— start of DATA SHOWN —

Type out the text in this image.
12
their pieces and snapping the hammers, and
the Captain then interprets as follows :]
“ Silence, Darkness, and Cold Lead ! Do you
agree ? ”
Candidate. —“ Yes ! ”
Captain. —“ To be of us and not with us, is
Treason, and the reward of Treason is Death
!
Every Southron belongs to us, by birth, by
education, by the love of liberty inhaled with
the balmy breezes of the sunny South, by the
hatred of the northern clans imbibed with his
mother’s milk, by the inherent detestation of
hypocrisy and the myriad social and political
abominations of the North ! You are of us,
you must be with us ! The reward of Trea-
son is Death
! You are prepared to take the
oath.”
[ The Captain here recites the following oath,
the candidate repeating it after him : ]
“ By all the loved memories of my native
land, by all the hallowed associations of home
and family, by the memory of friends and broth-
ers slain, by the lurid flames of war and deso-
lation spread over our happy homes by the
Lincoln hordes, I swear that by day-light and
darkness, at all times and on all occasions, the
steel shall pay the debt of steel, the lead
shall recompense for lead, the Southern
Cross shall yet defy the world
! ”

— end of DATA SHOWN —
— start of DATA SHOWN —

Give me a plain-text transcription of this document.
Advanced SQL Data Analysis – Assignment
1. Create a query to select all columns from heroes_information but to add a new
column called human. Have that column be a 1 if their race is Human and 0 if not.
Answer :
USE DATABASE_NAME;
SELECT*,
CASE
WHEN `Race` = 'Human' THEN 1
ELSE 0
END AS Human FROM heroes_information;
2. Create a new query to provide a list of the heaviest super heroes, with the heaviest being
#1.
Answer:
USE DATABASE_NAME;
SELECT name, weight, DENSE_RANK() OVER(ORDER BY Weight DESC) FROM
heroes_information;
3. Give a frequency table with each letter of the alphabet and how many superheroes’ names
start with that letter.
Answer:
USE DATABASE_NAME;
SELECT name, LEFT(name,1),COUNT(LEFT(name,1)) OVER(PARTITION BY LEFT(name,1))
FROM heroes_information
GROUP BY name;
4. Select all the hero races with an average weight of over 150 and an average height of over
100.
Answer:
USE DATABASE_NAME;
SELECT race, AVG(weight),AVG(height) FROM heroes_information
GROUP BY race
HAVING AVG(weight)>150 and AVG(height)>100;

— end of DATA SHOWN —

**TASK REQUIREMENTS**
Among the lines of the material, find those that hold the word "Human" and copy them.

**ANSWER FOR THIS EXERCISE**
column called human. Have that column be a 1 if their race is Human and 0 if not.
WHEN `Race` = 'Human' THEN 1
END AS Human FROM heroes_information;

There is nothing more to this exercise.